Exercise passage:
○ ○ ○ ○ ○ ○ ○

If I have a dataframe with cells containing lists of strings (or unicode strings), then these lists are broken when I use to_csv() with the encoding parameter set. The error does not occur if the encoding is not set.

Here is an example (using pandas version 0.16.2):

df = pd.DataFrame.from_records(
    [('Mary S.',['Detroit, MI','New York, NY']),
     ('John U.',[u'Atlanta, GA',u'Paris, France'])],
    columns=['name','residences'])
df.to_csv('ascii.csv')
df.to_csv('utf8.csv',encoding='utf-8')

The ascii-encoded CSV file is fine. (contents of 'ascii.csv' below)

,name,residences
0,Mary S.,"['Detroit, MI', 'New York, NY']"
1,John U.,"[u'Atlanta, GA', u'Paris, France']"

But the unicode CSV file fails to quote the strings within the lists. (contents of 'utf8.csv' below)

,name,residences
0,Mary S.,"[Detroit, MI, New York, NY]"
1,John U.,"[Atlanta, GA, Paris, France]"

This results in the data being impossible to recover. For example, if I load this file using read_csv(), the relevant cells are treated as strings, and cannot be accurately recast as lists.

○ ○ ○ ○ ○ ○ ○

List of tasks:
a) About the pandas to_csv report:
(i) Which pandas version does the example use?
(ii) What file name is passed to to_csv() along with encoding='utf-8'?
(iii) When the broken file is loaded with read_csv(), how are the relevant cells treated?
b) Extend the pandas to_csv report, picking up after its last sentence about read_csv().

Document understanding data
○ ○ ○ ○ ○ ○ ○

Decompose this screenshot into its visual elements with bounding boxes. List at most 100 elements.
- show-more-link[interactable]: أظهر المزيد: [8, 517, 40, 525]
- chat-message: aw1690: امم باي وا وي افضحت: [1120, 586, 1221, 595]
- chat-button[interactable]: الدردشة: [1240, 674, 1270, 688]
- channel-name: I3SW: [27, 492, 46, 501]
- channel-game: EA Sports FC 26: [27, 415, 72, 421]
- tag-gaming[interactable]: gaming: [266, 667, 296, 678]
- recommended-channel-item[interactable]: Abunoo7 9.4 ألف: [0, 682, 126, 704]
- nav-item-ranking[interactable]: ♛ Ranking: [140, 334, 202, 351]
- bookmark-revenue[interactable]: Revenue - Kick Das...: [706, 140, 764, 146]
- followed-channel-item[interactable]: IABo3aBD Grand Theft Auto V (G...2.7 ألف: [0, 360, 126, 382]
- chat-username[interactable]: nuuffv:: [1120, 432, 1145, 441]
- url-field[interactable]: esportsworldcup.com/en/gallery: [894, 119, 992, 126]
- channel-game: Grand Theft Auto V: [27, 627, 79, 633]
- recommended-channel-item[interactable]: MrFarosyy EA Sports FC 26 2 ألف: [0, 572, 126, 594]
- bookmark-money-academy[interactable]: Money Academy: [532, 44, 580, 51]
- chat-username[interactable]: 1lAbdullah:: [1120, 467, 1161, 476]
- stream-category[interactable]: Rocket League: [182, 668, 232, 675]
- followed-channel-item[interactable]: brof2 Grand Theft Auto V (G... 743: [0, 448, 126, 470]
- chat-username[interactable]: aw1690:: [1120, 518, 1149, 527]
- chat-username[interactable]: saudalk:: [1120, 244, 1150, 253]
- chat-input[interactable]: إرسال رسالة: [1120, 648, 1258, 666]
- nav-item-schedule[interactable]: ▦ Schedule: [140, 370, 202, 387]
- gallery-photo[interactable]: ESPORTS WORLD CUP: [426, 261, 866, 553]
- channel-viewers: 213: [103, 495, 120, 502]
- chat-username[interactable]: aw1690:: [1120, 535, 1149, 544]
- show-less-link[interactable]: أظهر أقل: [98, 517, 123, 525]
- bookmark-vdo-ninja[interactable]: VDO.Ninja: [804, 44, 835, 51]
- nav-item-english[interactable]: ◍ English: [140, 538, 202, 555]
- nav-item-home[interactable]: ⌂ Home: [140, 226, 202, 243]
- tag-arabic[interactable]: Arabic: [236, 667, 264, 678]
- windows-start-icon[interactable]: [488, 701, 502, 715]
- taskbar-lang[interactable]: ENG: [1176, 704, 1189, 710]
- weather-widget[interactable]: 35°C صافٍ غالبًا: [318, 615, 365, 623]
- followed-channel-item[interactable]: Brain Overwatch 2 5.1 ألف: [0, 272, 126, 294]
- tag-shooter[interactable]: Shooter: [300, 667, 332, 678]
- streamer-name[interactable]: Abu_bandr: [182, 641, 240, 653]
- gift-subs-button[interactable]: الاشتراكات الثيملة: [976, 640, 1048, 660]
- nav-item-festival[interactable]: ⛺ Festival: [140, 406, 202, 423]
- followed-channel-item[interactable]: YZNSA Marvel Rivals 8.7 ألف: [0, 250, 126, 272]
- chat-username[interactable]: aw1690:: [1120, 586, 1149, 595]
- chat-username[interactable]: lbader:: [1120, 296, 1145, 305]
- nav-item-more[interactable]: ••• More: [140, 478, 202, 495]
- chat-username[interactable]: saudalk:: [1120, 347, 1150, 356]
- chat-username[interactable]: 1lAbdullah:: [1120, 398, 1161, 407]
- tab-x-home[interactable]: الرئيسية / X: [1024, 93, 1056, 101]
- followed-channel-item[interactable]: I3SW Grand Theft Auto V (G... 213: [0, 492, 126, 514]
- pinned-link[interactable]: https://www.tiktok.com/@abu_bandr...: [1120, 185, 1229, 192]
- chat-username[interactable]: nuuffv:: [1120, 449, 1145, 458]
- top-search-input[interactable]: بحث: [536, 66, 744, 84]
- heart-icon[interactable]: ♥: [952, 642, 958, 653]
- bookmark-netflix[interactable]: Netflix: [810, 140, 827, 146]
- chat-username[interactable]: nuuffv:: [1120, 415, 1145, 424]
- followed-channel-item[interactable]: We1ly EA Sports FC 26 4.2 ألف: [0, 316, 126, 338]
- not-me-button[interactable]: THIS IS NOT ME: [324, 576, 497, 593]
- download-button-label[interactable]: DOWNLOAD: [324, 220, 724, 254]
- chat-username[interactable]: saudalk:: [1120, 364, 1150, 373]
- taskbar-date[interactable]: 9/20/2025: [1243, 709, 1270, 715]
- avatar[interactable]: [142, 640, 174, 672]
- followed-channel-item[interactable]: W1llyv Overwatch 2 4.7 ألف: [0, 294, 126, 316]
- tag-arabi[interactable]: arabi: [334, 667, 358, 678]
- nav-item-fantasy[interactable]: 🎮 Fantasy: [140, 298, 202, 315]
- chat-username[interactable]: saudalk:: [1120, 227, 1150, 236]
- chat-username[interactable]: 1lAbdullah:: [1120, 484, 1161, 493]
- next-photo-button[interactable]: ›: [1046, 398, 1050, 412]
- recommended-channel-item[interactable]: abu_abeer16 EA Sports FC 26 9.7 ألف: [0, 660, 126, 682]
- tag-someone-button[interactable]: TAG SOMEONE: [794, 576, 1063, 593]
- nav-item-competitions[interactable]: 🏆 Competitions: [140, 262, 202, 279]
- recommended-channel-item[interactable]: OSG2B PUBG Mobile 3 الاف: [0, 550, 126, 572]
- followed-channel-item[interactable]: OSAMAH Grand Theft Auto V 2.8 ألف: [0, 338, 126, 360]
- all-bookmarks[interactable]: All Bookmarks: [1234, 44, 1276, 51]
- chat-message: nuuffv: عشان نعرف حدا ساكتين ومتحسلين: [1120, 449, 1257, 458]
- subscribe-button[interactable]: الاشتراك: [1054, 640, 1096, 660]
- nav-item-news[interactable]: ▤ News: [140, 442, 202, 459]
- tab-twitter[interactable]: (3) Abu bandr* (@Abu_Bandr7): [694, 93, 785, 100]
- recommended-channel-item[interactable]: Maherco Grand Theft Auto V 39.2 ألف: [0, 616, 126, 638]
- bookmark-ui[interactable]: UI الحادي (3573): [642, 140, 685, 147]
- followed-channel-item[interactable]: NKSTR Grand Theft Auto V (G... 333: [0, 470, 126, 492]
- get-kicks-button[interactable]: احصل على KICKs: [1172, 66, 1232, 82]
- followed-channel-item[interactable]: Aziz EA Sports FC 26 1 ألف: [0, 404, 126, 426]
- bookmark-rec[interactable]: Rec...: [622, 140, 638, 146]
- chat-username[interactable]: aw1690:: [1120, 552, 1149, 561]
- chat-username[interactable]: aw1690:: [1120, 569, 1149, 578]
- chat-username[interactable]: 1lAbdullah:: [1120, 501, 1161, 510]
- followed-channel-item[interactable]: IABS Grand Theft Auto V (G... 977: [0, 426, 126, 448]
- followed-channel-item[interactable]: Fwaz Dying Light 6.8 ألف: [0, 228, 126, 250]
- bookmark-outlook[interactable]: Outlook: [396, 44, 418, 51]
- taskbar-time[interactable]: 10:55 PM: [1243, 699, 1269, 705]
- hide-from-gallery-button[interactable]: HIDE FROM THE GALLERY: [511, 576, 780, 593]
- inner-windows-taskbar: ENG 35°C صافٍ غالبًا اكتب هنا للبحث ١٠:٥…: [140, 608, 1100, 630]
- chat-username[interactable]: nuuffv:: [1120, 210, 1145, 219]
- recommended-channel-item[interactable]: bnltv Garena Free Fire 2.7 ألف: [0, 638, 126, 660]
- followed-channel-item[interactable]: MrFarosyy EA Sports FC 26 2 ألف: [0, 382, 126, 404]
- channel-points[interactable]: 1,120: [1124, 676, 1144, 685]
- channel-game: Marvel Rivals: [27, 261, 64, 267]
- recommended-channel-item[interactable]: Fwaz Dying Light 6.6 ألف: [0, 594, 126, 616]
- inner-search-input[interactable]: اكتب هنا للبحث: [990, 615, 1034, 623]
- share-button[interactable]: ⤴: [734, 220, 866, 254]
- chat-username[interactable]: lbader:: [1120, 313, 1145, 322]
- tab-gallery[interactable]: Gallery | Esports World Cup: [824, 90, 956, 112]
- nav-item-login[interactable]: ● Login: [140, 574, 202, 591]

○ ○ ○ ○ ○ ○ ○

Task-by-task answers:
a)
(i) Version 0.16.2.
(ii) 'utf8.csv'.
(iii) As strings, which cannot be accurately recast as lists.

b)
The behavior is the same using encoding='utf-16' but I didn't check any other encodings.

Comment From: rtkaleta

Hi,

This is still an issue in Pandas v0.18.1:

>>> import pandas as pd
>>> pd.__version__
u'0.18.1'
>>> data = [{'names': ['foo', 'bar']}, {'names': ['baz', 'qux']}]
>>> df = pd.DataFrame(data)
>>> df.to_csv(path_or_buf='temp.csv', encoding='utf-8')

Result:

>>> cat temp.csv
,names
0,"[foo, bar]"
1,"[baz, qux]"

An even weirder quirk is that even when encoding='ascii' - i.e. we are explicitly setting the encoding to its apparent default - the result is also broken:

>>> import pandas as pd
>>> data = [{'names': ['foo', 'bar']}, {'names': ['baz', 'qux']}]
>>> df = pd.DataFrame(data)
>>> df.to_csv(path_or_buf='temp.csv', encoding='ascii')

Result:

>>> cat temp.csv
,names
0,"[foo, bar]"
1,"[baz, qux]"

Note this seems to affect columns containing array of strings only. If the column contains a list of e.g. dictionaries, the data is written down to csv correctly:

>>> import pandas as pd
>>> data = [{'names': [{'foo': 1}, {'bar': 2}]}, {'names': [{'baz': 3}, {'qux': 4}]}]
>>> df = pd.DataFrame(data)
>>> df.to_csv(path_or_buf='temp.csv', encoding='utf-8')

Result:

>>> cat temp.csv
,names
,names
0,"[{u'foo': 1}, {u'bar': 2}]"
1,"[{u'baz': 3}, {u'qux': 4}]"

Comment From: jreback

I suppose. embedded lists of non-scalars are not first class citizens of pandas at all, nor are they generally lossleslly convertible to/from csv. json is a better format for this. If a community supported PR is pushed that would be ok.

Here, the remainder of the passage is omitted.